Items from a data source:
........
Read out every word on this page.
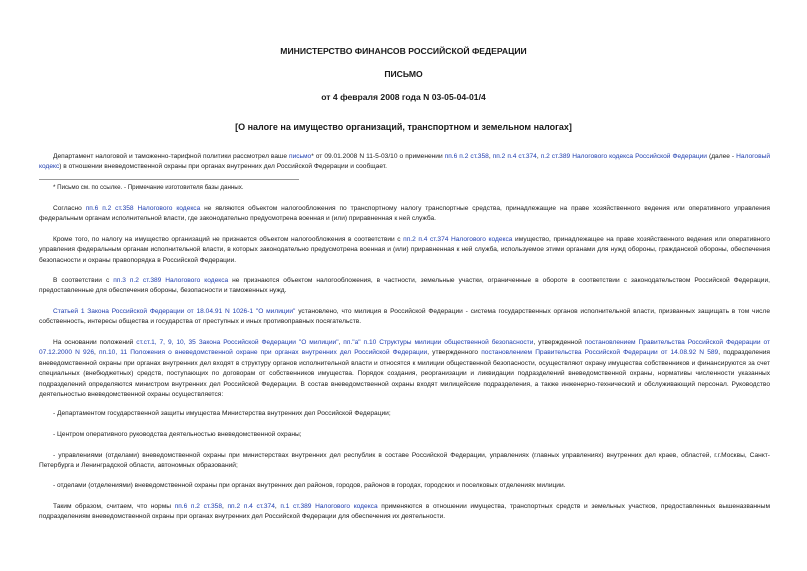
МИНИСТЕРСТВО ФИНАНСОВ РОССИЙСКОЙ ФЕДЕРАЦИИ
ПИСЬМО
от 4 февраля 2008 года N 03-05-04-01/4
[О налоге на имущество организаций, транспортном и земельном налогах]

Департамент налоговой и таможенно-тарифной политики рассмотрел ваше письмо* от 09.01.2008 N 11-5-03/10 о применении пп.6 п.2 ст.358, пп.2 п.4 ст.374, п.2 ст.389 Налогового кодекса Российской Федерации (далее - Налоговый кодекс) в отношении вневедомственной охраны при органах внутренних дел Российской Федерации и сообщает.

* Письмо см. по ссылке. - Примечание изготовителя базы данных.

Согласно пп.6 п.2 ст.358 Налогового кодекса не являются объектом налогообложения по транспортному налогу транспортные средства, принадлежащие на праве хозяйственного ведения или оперативного управления федеральным органам исполнительной власти, где законодательно предусмотрена военная и (или) приравненная к ней служба.

Кроме того, по налогу на имущество организаций не признается объектом налогообложения в соответствии с пп.2 п.4 ст.374 Налогового кодекса имущество, принадлежащее на праве хозяйственного ведения или оперативного управления федеральным органам исполнительной власти, в которых законодательно предусмотрена военная и (или) приравненная к ней служба, используемое этими органами для нужд обороны, гражданской обороны, обеспечения безопасности и охраны правопорядка в Российской Федерации.

В соответствии с пп.3 п.2 ст.389 Налогового кодекса не признаются объектом налогообложения, в частности, земельные участки, ограниченные в обороте в соответствии с законодательством Российской Федерации, предоставленные для обеспечения обороны, безопасности и таможенных нужд.

Статьей 1 Закона Российской Федерации от 18.04.91 N 1026-1 "О милиции" установлено, что милиция в Российской Федерации - система государственных органов исполнительной власти, призванных защищать в том числе собственность, интересы общества и государства от преступных и иных противоправных посягательств.

На основании положений ст.ст.1, 7, 9, 10, 35 Закона Российской Федерации "О милиции", пп."а" п.10 Структуры милиции общественной безопасности, утвержденной постановлением Правительства Российской Федерации от 07.12.2000 N 926, пп.10, 11 Положения о вневедомственной охране при органах внутренних дел Российской Федерации, утвержденного постановлением Правительства Российской Федерации от 14.08.92 N 589, подразделения вневедомственной охраны при органах внутренних дел входят в структуру органов исполнительной власти и относятся к милиции общественной безопасности, осуществляют охрану имущества собственников и финансируются за счет специальных (внебюджетных) средств, поступающих по договорам от собственников имущества. Порядок создания, реорганизации и ликвидации подразделений вневедомственной охраны, нормативы численности указанных подразделений определяются министром внутренних дел Российской Федерации. В состав вневедомственной охраны входят милицейские подразделения, а также инженерно-технический и обслуживающий персонал. Руководство деятельностью вневедомственной охраны осуществляется:

- Департаментом государственной защиты имущества Министерства внутренних дел Российской Федерации;

- Центром оперативного руководства деятельностью вневедомственной охраны;

- управлениями (отделами) вневедомственной охраны при министерствах внутренних дел республик в составе Российской Федерации, управлениях (главных управлениях) внутренних дел краев, областей, г.г.Москвы, Санкт-Петербурга и Ленинградской области, автономных образований;

- отделами (отделениями) вневедомственной охраны при органах внутренних дел районов, городов, районов в городах, городских и поселковых отделениях милиции.

Таким образом, считаем, что нормы пп.6 п.2 ст.358, пп.2 п.4 ст.374, п.1 ст.389 Налогового кодекса применяются в отношении имущества, транспортных средств и земельных участков, предоставленных вышеназванным подразделениям вневедомственной охраны при органах внутренних дел Российской Федерации для обеспечения их деятельности.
........
Exercise directions –
Show every line above in which the word "нужд" occurs.

Worked answer –
Кроме того, по налогу на имущество организаций не признается объектом налогообложения в соответствии с пп.2 п.4 ст.374 Налогового кодекса имущество, принадлежащее на праве хозяйственного ведения или оперативного управления федеральным органам исполнительной власти, в которых законодательно предусмотрена военная и (или) приравненная к ней служба, используемое этими органами для нужд обороны, гражданской обороны, обеспечения безопасности и охраны правопорядка в Российской Федерации.
В соответствии с пп.3 п.2 ст.389 Налогового кодекса не признаются объектом налогообложения, в частности, земельные участки, ограниченные в обороте в соответствии с законодательством Российской Федерации, предоставленные для обеспечения обороны, безопасности и таможенных нужд.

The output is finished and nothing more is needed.